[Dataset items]
BEGIN

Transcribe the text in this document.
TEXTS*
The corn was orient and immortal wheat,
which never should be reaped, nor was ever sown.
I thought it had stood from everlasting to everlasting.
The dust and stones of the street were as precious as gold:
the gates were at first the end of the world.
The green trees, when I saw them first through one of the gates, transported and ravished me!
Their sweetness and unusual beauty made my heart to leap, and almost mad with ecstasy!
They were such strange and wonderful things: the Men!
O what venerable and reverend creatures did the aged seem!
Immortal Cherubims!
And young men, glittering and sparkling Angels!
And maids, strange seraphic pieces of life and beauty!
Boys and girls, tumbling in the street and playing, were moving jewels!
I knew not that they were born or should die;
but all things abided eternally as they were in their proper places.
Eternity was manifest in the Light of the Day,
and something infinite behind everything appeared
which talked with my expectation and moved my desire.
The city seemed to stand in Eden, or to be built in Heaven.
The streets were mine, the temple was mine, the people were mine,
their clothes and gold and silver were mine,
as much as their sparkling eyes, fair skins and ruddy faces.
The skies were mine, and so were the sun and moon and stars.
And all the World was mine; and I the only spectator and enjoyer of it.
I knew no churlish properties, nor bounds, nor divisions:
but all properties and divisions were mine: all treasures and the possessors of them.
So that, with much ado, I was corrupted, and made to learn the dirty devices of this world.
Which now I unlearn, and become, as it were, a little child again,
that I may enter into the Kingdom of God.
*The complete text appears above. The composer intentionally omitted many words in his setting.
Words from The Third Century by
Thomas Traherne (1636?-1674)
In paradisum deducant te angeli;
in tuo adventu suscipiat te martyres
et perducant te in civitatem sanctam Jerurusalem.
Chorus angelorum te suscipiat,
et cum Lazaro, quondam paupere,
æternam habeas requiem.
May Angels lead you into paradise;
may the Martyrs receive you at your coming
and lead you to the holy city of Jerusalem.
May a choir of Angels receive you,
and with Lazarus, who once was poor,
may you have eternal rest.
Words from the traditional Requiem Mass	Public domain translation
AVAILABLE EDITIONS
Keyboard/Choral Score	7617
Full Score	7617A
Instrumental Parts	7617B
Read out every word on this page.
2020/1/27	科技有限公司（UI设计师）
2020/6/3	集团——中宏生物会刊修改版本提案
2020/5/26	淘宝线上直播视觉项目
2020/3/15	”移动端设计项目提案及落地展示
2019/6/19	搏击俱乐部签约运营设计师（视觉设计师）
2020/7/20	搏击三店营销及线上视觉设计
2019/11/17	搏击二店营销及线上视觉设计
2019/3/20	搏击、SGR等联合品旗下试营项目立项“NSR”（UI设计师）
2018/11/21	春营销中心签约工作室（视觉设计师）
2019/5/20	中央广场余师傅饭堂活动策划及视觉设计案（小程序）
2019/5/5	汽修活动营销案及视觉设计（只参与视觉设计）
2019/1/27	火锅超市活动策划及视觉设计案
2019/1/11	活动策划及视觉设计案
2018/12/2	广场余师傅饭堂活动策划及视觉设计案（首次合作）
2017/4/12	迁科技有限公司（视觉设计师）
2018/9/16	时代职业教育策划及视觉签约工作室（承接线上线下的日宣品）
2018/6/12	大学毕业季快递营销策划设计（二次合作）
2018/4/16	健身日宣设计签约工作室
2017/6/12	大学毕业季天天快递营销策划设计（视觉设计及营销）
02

END

Goal: Go through the listing above and locate each line that holds the word "things". Copy those lines.

Correct response:
They were such strange and wonderful things: the Men!
but all things abided eternally as they were in their proper places.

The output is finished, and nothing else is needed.